_ENTRIES SUPPLIED_:
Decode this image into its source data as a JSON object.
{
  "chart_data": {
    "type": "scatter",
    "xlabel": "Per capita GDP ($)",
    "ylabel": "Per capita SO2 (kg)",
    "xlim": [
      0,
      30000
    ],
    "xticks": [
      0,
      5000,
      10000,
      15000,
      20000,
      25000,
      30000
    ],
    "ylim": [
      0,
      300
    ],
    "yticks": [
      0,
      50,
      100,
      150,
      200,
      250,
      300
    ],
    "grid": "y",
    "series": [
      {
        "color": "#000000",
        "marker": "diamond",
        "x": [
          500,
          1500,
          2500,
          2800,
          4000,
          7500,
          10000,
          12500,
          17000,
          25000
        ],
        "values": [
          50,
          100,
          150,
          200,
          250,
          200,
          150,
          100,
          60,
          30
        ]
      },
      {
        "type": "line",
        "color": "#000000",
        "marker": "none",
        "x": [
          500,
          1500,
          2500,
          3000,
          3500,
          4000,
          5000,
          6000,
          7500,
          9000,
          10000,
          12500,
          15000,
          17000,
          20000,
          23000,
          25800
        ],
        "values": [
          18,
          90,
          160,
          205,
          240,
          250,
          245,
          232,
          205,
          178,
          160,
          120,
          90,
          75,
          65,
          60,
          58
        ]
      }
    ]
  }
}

_THE TASK_: Set down all of the entries exactly, please.

_RESPONSE BELOW_:
Decode this image into its source data as a JSON object.
{
  "chart_data": {
    "type": "scatter",
    "xlabel": "Per capita GDP ($)",
    "ylabel": "Per capita SO2 (kg)",
    "xlim": [
      0,
      30000
    ],
    "xticks": [
      0,
      5000,
      10000,
      15000,
      20000,
      25000,
      30000
    ],
    "ylim": [
      0,
      300
    ],
    "yticks": [
      0,
      50,
      100,
      150,
      200,
      250,
      300
    ],
    "grid": "y",
    "series": [
      {
        "color": "#000000",
        "marker": "diamond",
        "x": [
          500,
          1500,
          2500,
          2800,
          4000,
          7500,
          10000,
          12500,
          17000,
          25000
        ],
        "values": [
          50,
          100,
          150,
          200,
          250,
          200,
          150,
          100,
          60,
          30
        ]
      },
      {
        "type": "line",
        "color": "#000000",
        "marker": "none",
        "x": [
          500,
          1500,
          2500,
          3000,
          3500,
          4000,
          5000,
          6000,
          7500,
          9000,
          10000,
          12500,
          15000,
          17000,
          20000,
          23000,
          25800
        ],
        "values": [
          18,
          90,
          160,
          205,
          240,
          250,
          245,
          232,
          205,
          178,
          160,
          120,
          90,
          75,
          65,
          60,
          58
        ]
      }
    ]
  }
}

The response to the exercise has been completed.